Required task:
Go through the listing below and list every line with "date".

Available data:
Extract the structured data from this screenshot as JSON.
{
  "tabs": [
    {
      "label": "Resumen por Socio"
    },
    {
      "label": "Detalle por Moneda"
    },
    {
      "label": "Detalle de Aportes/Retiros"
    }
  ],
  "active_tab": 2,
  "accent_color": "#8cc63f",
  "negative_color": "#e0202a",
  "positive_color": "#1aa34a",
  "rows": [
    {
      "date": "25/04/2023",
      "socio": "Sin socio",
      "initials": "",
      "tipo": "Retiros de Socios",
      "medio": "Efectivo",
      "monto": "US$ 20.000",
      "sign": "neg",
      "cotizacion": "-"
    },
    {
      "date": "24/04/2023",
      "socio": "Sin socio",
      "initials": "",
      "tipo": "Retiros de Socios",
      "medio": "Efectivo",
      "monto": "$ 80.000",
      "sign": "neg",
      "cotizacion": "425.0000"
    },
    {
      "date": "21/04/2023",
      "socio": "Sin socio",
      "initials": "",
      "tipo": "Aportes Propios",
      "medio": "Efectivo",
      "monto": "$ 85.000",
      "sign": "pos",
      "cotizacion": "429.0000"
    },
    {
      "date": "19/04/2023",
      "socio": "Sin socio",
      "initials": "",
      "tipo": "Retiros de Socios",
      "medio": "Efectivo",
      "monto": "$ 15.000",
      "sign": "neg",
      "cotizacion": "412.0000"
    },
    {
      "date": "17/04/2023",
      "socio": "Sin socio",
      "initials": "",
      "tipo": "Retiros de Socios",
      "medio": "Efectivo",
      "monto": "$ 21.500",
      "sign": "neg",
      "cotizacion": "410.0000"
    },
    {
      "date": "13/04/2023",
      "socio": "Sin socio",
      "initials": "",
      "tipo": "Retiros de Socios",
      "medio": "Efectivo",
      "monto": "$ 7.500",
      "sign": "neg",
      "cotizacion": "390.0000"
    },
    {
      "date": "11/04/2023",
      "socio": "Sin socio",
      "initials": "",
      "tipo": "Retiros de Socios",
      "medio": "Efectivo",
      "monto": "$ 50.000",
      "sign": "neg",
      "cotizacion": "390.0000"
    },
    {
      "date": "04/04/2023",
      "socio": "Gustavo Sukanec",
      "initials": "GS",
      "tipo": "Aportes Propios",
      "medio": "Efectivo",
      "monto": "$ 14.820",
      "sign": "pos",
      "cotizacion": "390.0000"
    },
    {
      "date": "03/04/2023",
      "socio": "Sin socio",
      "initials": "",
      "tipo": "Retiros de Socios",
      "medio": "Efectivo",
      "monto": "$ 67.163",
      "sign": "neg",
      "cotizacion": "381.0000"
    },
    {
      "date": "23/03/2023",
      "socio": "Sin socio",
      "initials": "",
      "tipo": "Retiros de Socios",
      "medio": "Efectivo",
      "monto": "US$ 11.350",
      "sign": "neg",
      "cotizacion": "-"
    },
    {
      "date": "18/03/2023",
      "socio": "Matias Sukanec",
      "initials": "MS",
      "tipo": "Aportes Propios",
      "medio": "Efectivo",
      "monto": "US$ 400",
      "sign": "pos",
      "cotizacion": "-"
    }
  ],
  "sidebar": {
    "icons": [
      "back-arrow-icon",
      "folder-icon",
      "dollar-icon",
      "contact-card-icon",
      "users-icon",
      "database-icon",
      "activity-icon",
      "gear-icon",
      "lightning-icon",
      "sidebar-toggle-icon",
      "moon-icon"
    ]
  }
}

Finished answer:
      "date": "25/04/2023",
      "date": "24/04/2023",
      "date": "21/04/2023",
      "date": "19/04/2023",
      "date": "17/04/2023",
      "date": "13/04/2023",
      "date": "11/04/2023",
      "date": "04/04/2023",
      "date": "03/04/2023",
      "date": "23/03/2023",
      "date": "18/03/2023",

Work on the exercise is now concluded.